* **Exercise task**
Find each line with the word "Правительства" and copy it.

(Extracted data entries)

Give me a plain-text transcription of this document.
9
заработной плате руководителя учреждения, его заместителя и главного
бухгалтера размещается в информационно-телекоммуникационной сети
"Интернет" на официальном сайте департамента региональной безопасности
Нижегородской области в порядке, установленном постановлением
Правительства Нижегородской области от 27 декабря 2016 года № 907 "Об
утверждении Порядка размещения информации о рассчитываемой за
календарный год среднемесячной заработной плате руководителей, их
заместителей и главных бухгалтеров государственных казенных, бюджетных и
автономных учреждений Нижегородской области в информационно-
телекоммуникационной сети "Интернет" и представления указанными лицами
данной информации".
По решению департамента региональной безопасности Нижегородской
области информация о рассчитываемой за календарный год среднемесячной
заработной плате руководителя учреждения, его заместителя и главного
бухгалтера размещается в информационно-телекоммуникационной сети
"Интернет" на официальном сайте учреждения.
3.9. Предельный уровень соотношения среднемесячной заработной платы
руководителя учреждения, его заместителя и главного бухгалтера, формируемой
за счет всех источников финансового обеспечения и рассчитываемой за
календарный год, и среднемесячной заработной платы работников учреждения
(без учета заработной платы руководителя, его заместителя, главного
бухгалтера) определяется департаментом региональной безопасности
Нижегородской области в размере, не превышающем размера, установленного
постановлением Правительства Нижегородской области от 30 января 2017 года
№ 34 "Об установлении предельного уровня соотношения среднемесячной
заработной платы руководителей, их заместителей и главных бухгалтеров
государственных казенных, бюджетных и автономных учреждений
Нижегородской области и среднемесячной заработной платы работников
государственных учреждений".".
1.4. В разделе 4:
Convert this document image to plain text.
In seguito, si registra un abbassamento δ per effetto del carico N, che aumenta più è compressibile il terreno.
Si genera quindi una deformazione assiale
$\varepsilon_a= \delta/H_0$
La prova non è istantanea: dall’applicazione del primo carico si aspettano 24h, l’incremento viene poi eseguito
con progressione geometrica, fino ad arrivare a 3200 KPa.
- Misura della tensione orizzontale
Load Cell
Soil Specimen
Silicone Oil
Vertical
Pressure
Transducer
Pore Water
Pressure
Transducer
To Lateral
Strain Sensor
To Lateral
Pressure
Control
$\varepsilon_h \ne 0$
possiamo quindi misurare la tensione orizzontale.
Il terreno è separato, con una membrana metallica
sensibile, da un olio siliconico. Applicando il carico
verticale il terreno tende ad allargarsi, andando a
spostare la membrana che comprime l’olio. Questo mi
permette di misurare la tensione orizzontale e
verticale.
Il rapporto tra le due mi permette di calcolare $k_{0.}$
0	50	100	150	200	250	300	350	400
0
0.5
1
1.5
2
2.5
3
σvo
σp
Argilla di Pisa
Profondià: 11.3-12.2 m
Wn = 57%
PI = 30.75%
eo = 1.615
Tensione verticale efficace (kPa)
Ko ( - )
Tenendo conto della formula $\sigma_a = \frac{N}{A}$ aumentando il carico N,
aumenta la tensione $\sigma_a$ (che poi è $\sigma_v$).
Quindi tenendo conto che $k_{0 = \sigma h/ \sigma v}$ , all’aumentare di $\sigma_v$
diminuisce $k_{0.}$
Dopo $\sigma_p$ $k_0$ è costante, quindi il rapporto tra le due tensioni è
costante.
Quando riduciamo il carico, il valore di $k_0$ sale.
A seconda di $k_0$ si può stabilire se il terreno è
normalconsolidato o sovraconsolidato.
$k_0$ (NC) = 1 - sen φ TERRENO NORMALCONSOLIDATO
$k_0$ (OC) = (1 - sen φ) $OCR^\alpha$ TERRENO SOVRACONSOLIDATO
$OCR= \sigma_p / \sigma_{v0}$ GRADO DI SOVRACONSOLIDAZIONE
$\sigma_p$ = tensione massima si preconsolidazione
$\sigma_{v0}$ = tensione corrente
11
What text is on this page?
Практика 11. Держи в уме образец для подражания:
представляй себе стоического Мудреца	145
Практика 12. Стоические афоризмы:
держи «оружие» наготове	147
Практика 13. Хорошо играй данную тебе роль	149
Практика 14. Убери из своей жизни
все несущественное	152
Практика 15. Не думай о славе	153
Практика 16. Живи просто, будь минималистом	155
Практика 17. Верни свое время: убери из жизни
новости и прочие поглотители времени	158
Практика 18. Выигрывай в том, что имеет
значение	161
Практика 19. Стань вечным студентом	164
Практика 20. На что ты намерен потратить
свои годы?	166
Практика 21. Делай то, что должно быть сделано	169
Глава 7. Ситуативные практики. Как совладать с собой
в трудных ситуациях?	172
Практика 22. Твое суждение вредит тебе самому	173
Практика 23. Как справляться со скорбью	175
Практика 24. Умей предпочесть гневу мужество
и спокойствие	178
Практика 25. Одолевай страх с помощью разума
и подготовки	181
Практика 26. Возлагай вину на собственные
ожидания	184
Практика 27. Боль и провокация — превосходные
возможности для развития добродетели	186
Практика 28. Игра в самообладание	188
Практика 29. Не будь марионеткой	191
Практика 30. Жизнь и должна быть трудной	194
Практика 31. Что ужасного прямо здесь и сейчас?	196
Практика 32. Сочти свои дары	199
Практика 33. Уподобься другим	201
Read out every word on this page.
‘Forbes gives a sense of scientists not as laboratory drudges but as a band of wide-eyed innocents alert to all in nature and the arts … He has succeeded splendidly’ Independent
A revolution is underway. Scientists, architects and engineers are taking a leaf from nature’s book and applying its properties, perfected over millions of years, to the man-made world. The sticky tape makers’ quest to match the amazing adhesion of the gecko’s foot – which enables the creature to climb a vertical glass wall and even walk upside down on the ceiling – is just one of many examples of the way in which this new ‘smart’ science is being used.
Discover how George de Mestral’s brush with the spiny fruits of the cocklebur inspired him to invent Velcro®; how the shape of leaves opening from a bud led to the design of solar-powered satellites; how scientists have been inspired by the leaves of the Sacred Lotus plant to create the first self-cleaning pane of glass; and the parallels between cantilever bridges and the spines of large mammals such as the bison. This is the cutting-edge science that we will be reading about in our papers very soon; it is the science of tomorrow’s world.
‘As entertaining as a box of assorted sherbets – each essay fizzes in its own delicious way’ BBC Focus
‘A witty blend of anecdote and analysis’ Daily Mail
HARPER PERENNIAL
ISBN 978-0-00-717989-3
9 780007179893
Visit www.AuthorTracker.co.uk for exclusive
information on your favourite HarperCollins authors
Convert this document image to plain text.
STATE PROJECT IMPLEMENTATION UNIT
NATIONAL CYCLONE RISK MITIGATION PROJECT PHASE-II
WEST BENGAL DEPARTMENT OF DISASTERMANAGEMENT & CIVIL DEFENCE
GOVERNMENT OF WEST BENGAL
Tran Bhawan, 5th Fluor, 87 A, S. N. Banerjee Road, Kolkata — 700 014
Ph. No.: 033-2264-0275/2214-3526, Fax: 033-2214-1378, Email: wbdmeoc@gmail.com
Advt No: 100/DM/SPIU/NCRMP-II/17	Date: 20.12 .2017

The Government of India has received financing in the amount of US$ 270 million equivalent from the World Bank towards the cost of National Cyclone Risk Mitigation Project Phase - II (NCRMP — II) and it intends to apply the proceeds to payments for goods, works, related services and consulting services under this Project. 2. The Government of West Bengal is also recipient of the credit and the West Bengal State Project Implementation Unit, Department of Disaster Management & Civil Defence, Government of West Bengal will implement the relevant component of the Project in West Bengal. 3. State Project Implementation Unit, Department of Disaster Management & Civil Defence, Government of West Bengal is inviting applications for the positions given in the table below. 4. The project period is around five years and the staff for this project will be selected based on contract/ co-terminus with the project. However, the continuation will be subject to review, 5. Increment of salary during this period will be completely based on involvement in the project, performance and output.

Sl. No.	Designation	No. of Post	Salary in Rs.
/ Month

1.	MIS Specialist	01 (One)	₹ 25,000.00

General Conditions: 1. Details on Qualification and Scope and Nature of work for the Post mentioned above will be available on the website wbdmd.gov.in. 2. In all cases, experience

* **Final answer**
Правительства Нижегородской области от 27 декабря 2016 года № 907 "Об
постановлением Правительства Нижегородской области от 30 января 2017 года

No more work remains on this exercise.